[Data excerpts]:
--- START ---

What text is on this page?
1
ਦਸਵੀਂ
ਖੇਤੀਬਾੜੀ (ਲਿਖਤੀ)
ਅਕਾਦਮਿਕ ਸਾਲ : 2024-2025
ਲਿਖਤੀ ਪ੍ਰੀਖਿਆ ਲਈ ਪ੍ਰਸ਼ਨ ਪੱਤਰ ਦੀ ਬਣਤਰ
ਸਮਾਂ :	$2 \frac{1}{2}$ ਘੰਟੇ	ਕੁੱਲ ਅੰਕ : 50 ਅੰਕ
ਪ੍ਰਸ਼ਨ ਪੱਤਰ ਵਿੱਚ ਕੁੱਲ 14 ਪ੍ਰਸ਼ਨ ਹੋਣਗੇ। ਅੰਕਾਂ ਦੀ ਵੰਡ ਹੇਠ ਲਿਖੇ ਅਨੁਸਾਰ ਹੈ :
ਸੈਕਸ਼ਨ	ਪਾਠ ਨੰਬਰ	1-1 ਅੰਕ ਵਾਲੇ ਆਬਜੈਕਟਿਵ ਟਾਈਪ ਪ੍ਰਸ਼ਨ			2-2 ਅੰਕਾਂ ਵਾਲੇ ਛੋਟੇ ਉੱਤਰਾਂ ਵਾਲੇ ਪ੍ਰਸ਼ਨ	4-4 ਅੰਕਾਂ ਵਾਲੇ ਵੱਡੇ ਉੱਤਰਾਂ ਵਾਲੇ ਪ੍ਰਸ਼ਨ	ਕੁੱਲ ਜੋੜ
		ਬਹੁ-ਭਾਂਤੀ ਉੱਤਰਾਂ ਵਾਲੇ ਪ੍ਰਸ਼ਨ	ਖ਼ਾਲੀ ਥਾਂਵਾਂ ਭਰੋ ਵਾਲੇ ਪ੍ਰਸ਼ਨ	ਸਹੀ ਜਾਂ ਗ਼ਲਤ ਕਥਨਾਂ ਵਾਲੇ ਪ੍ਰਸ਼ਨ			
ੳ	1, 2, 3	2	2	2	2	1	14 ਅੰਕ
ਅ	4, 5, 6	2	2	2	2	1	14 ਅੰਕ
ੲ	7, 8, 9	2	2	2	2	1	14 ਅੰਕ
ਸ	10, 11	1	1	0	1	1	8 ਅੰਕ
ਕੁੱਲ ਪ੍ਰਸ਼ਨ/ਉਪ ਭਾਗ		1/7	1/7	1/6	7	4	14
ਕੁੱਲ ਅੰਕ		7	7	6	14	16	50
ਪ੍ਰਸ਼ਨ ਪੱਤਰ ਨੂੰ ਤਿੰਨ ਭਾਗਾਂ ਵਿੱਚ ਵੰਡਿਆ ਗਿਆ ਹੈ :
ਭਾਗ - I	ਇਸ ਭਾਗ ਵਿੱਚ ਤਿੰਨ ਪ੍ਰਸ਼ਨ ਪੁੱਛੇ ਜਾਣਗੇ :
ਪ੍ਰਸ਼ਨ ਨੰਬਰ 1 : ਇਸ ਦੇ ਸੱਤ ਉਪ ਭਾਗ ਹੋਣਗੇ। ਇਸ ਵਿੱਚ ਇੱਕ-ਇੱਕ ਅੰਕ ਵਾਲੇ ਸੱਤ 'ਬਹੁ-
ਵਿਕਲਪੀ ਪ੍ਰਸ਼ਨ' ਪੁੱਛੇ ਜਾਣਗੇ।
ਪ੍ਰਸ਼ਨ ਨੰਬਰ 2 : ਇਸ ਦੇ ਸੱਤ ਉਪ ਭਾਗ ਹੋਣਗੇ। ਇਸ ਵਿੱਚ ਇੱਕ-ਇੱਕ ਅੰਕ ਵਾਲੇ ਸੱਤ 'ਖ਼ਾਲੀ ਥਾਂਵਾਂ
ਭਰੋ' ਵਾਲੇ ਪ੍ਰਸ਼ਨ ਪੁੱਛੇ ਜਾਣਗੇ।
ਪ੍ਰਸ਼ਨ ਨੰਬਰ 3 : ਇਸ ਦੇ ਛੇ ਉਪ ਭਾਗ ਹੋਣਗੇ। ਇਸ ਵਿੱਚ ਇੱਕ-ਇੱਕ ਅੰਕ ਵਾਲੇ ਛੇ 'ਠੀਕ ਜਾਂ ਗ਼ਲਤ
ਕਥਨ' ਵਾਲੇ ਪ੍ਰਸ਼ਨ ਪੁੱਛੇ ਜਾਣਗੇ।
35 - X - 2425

--- END ---

[Set task]: Repeat the entries above exactly, leaving nothing out.

[Exercise response]:
What text is on this page?
1
ਦਸਵੀਂ
ਖੇਤੀਬਾੜੀ (ਲਿਖਤੀ)
ਅਕਾਦਮਿਕ ਸਾਲ : 2024-2025
ਲਿਖਤੀ ਪ੍ਰੀਖਿਆ ਲਈ ਪ੍ਰਸ਼ਨ ਪੱਤਰ ਦੀ ਬਣਤਰ
ਸਮਾਂ :	$2 \frac{1}{2}$ ਘੰਟੇ	ਕੁੱਲ ਅੰਕ : 50 ਅੰਕ
ਪ੍ਰਸ਼ਨ ਪੱਤਰ ਵਿੱਚ ਕੁੱਲ 14 ਪ੍ਰਸ਼ਨ ਹੋਣਗੇ। ਅੰਕਾਂ ਦੀ ਵੰਡ ਹੇਠ ਲਿਖੇ ਅਨੁਸਾਰ ਹੈ :
ਸੈਕਸ਼ਨ	ਪਾਠ ਨੰਬਰ	1-1 ਅੰਕ ਵਾਲੇ ਆਬਜੈਕਟਿਵ ਟਾਈਪ ਪ੍ਰਸ਼ਨ			2-2 ਅੰਕਾਂ ਵਾਲੇ ਛੋਟੇ ਉੱਤਰਾਂ ਵਾਲੇ ਪ੍ਰਸ਼ਨ	4-4 ਅੰਕਾਂ ਵਾਲੇ ਵੱਡੇ ਉੱਤਰਾਂ ਵਾਲੇ ਪ੍ਰਸ਼ਨ	ਕੁੱਲ ਜੋੜ
		ਬਹੁ-ਭਾਂਤੀ ਉੱਤਰਾਂ ਵਾਲੇ ਪ੍ਰਸ਼ਨ	ਖ਼ਾਲੀ ਥਾਂਵਾਂ ਭਰੋ ਵਾਲੇ ਪ੍ਰਸ਼ਨ	ਸਹੀ ਜਾਂ ਗ਼ਲਤ ਕਥਨਾਂ ਵਾਲੇ ਪ੍ਰਸ਼ਨ			
ੳ	1, 2, 3	2	2	2	2	1	14 ਅੰਕ
ਅ	4, 5, 6	2	2	2	2	1	14 ਅੰਕ
ੲ	7, 8, 9	2	2	2	2	1	14 ਅੰਕ
ਸ	10, 11	1	1	0	1	1	8 ਅੰਕ
ਕੁੱਲ ਪ੍ਰਸ਼ਨ/ਉਪ ਭਾਗ		1/7	1/7	1/6	7	4	14
ਕੁੱਲ ਅੰਕ		7	7	6	14	16	50
ਪ੍ਰਸ਼ਨ ਪੱਤਰ ਨੂੰ ਤਿੰਨ ਭਾਗਾਂ ਵਿੱਚ ਵੰਡਿਆ ਗਿਆ ਹੈ :
ਭਾਗ - I	ਇਸ ਭਾਗ ਵਿੱਚ ਤਿੰਨ ਪ੍ਰਸ਼ਨ ਪੁੱਛੇ ਜਾਣਗੇ :
ਪ੍ਰਸ਼ਨ ਨੰਬਰ 1 : ਇਸ ਦੇ ਸੱਤ ਉਪ ਭਾਗ ਹੋਣਗੇ। ਇਸ ਵਿੱਚ ਇੱਕ-ਇੱਕ ਅੰਕ ਵਾਲੇ ਸੱਤ 'ਬਹੁ-
ਵਿਕਲਪੀ ਪ੍ਰਸ਼ਨ' ਪੁੱਛੇ ਜਾਣਗੇ।
ਪ੍ਰਸ਼ਨ ਨੰਬਰ 2 : ਇਸ ਦੇ ਸੱਤ ਉਪ ਭਾਗ ਹੋਣਗੇ। ਇਸ ਵਿੱਚ ਇੱਕ-ਇੱਕ ਅੰਕ ਵਾਲੇ ਸੱਤ 'ਖ਼ਾਲੀ ਥਾਂਵਾਂ
ਭਰੋ' ਵਾਲੇ ਪ੍ਰਸ਼ਨ ਪੁੱਛੇ ਜਾਣਗੇ।
ਪ੍ਰਸ਼ਨ ਨੰਬਰ 3 : ਇਸ ਦੇ ਛੇ ਉਪ ਭਾਗ ਹੋਣਗੇ। ਇਸ ਵਿੱਚ ਇੱਕ-ਇੱਕ ਅੰਕ ਵਾਲੇ ਛੇ 'ਠੀਕ ਜਾਂ ਗ਼ਲਤ
ਕਥਨ' ਵਾਲੇ ਪ੍ਰਸ਼ਨ ਪੁੱਛੇ ਜਾਣਗੇ।
35 - X - 2425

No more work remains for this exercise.